-- begin RECORD EXCERPTS --

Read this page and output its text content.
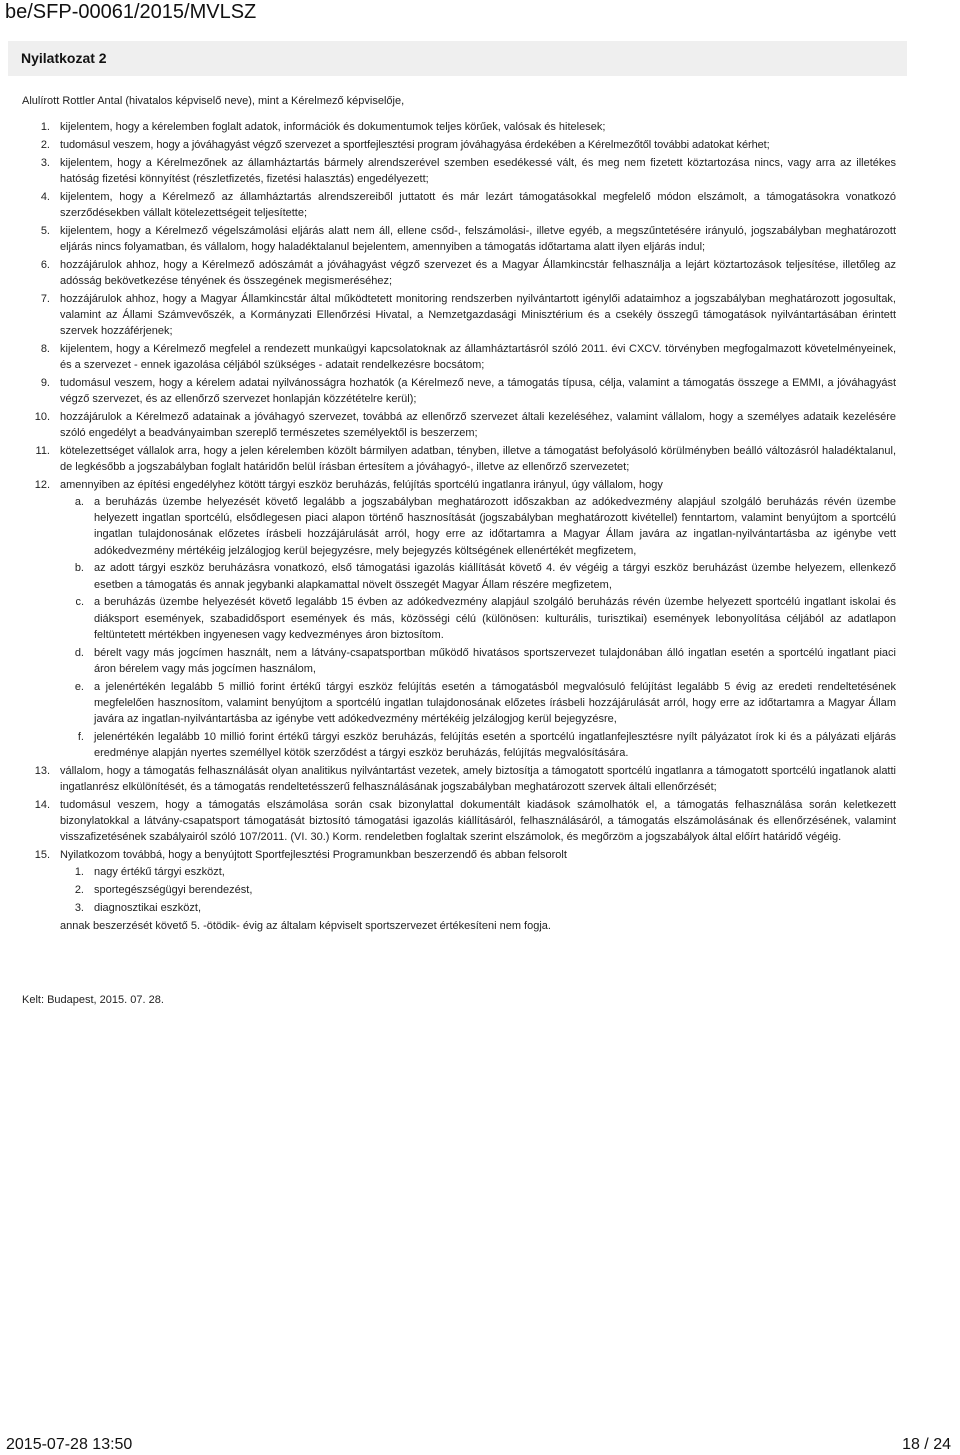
be/SFP-00061/2015/MVLSZ
Nyilatkozat 2
Alulírott Rottler Antal (hivatalos képviselő neve), mint a Kérelmező képviselője,
1. kijelentem, hogy a kérelemben foglalt adatok, információk és dokumentumok teljes körűek, valósak és hitelesek;
2. tudomásul veszem, hogy a jóváhagyást végző szervezet a sportfejlesztési program jóváhagyása érdekében a Kérelmezőtől további adatokat kérhet;
3. kijelentem, hogy a Kérelmezőnek az államháztartás bármely alrendszerével szemben esedékessé vált, és meg nem fizetett köztartozása nincs, vagy arra az illetékes hatóság fizetési könnyítést (részletfizetés, fizetési halasztás) engedélyezett;
4. kijelentem, hogy a Kérelmező az államháztartás alrendszereiből juttatott és már lezárt támogatásokkal megfelelő módon elszámolt, a támogatásokra vonatkozó szerződésekben vállalt kötelezettségeit teljesítette;
5. kijelentem, hogy a Kérelmező végelszámolási eljárás alatt nem áll, ellene csőd-, felszámolási-, illetve egyéb, a megszűntetésére irányuló, jogszabályban meghatározott eljárás nincs folyamatban, és vállalom, hogy haladéktalanul bejelentem, amennyiben a támogatás időtartama alatt ilyen eljárás indul;
6. hozzájárulok ahhoz, hogy a Kérelmező adószámát a jóváhagyást végző szervezet és a Magyar Államkincstár felhasználja a lejárt köztartozások teljesítése, illetőleg az adósság bekövetkezése tényének és összegének megismeréséhez;
7. hozzájárulok ahhoz, hogy a Magyar Államkincstár által működtetett monitoring rendszerben nyilvántartott igénylői adataimhoz a jogszabályban meghatározott jogosultak, valamint az Állami Számvevőszék, a Kormányzati Ellenőrzési Hivatal, a Nemzetgazdasági Minisztérium és a csekély összegű támogatások nyilvántartásában érintett szervek hozzáférjenek;
8. kijelentem, hogy a Kérelmező megfelel a rendezett munkaügyi kapcsolatoknak az államháztartásról szóló 2011. évi CXCV. törvényben megfogalmazott követelményeinek, és a szervezet - ennek igazolása céljából szükséges - adatait rendelkezésre bocsátom;
9. tudomásul veszem, hogy a kérelem adatai nyilvánosságra hozhatók (a Kérelmező neve, a támogatás típusa, célja, valamint a támogatás összege a EMMI, a jóváhagyást végző szervezet, és az ellenőrző szervezet honlapján közzétételre kerül);
10. hozzájárulok a Kérelmező adatainak a jóváhagyó szervezet, továbbá az ellenőrző szervezet általi kezeléséhez, valamint vállalom, hogy a személyes adataik kezelésére szóló engedélyt a beadványaimban szereplő természetes személyektől is beszerzem;
11. kötelezettséget vállalok arra, hogy a jelen kérelemben közölt bármilyen adatban, tényben, illetve a támogatást befolyásoló körülményben beálló változásról haladéktalanul, de legkésőbb a jogszabályban foglalt határidőn belül írásban értesítem a jóváhagyó-, illetve az ellenőrző szervezetet;
12. amennyiben az építési engedélyhez kötött tárgyi eszköz beruházás, felújítás sportcélú ingatlanra irányul, úgy vállalom, hogy
a. a beruházás üzembe helyezését követő legalább a jogszabályban meghatározott időszakban az adókedvezmény alapjául szolgáló beruházás révén üzembe helyezett ingatlan sportcélú, elsődlegesen piaci alapon történő hasznosítását (jogszabályban meghatározott kivétellel) fenntartom, valamint benyújtom a sportcélú ingatlan tulajdonosának előzetes írásbeli hozzájárulását arról, hogy erre az időtartamra a Magyar Állam javára az ingatlan-nyilvántartásba az igénybe vett adókedvezmény mértékéig jelzálogjog kerül bejegyzésre, mely bejegyzés költségének ellenértékét megfizetem,
b. az adott tárgyi eszköz beruházásra vonatkozó, első támogatási igazolás kiállítását követő 4. év végéig a tárgyi eszköz beruházást üzembe helyezem, ellenkező esetben a támogatás és annak jegybanki alapkamattal növelt összegét Magyar Állam részére megfizetem,
c. a beruházás üzembe helyezését követő legalább 15 évben az adókedvezmény alapjául szolgáló beruházás révén üzembe helyezett sportcélú ingatlant iskolai és diáksport események, szabadidősport események és más, közösségi célú (különösen: kulturális, turisztikai) események lebonyolítása céljából az adatlapon feltüntetett mértékben ingyenesen vagy kedvezményes áron biztosítom.
d. bérelt vagy más jogcímen használt, nem a látvány-csapatsportban működő hivatásos sportszervezet tulajdonában álló ingatlan esetén a sportcélú ingatlant piaci áron bérelem vagy más jogcímen használom,
e. a jelenértékén legalább 5 millió forint értékű tárgyi eszköz felújítás esetén a támogatásból megvalósuló felújítást legalább 5 évig az eredeti rendeltetésének megfelelően hasznosítom, valamint benyújtom a sportcélú ingatlan tulajdonosának előzetes írásbeli hozzájárulását arról, hogy erre az időtartamra a Magyar Állam javára az ingatlan-nyilvántartásba az igénybe vett adókedvezmény mértékéig jelzálogjog kerül bejegyzésre,
f. jelenértékén legalább 10 millió forint értékű tárgyi eszköz beruházás, felújítás esetén a sportcélú ingatlanfejlesztésre nyílt pályázatot írok ki és a pályázati eljárás eredménye alapján nyertes személlyel kötök szerződést a tárgyi eszköz beruházás, felújítás megvalósítására.
13. vállalom, hogy a támogatás felhasználását olyan analitikus nyilvántartást vezetek, amely biztosítja a támogatott sportcélú ingatlanra a támogatott sportcélú ingatlanok alatti ingatlanrész elkülönítését, és a támogatás rendeltetésszerű felhasználásának jogszabályban meghatározott szervek általi ellenőrzését;
14. tudomásul veszem, hogy a támogatás elszámolása során csak bizonylattal dokumentált kiadások számolhatók el, a támogatás felhasználása során keletkezett bizonylatokkal a látvány-csapatsport támogatását biztosító támogatási igazolás kiállításáról, felhasználásáról, a támogatás elszámolásának és ellenőrzésének, valamint visszafizetésének szabályairól szóló 107/2011. (VI. 30.) Korm. rendeletben foglaltak szerint elszámolok, és megőrzöm a jogszabályok által előírt határidő végéig.
15. Nyilatkozom továbbá, hogy a benyújtott Sportfejlesztési Programunkban beszerzendő és abban felsorolt
1. nagy értékű tárgyi eszközt,
2. sportegészségügyi berendezést,
3. diagnosztikai eszközt,
annak beszerzését követő 5. -ötödik- évig az általam képviselt sportszervezet értékesíteni nem fogja.
Kelt: Budapest, 2015. 07. 28.
2015-07-28 13:50	18 / 24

-- end RECORD EXCERPTS --

*WHAT YOU SHOULD DO*.
Locate all lines in the listing above with the word "illetve" and copy them.

*COMPLETED TASK*.
5. kijelentem, hogy a Kérelmező végelszámolási eljárás alatt nem áll, ellene csőd-, felszámolási-, illetve egyéb, a megszűntetésére irányuló, jogszabályban meghatározott eljárás nincs folyamatban, és vállalom, hogy haladéktalanul bejelentem, amennyiben a támogatás időtartama alatt ilyen eljárás indul;
11. kötelezettséget vállalok arra, hogy a jelen kérelemben közölt bármilyen adatban, tényben, illetve a támogatást befolyásoló körülményben beálló változásról haladéktalanul, de legkésőbb a jogszabályban foglalt határidőn belül írásban értesítem a jóváhagyó-, illetve az ellenőrző szervezetet;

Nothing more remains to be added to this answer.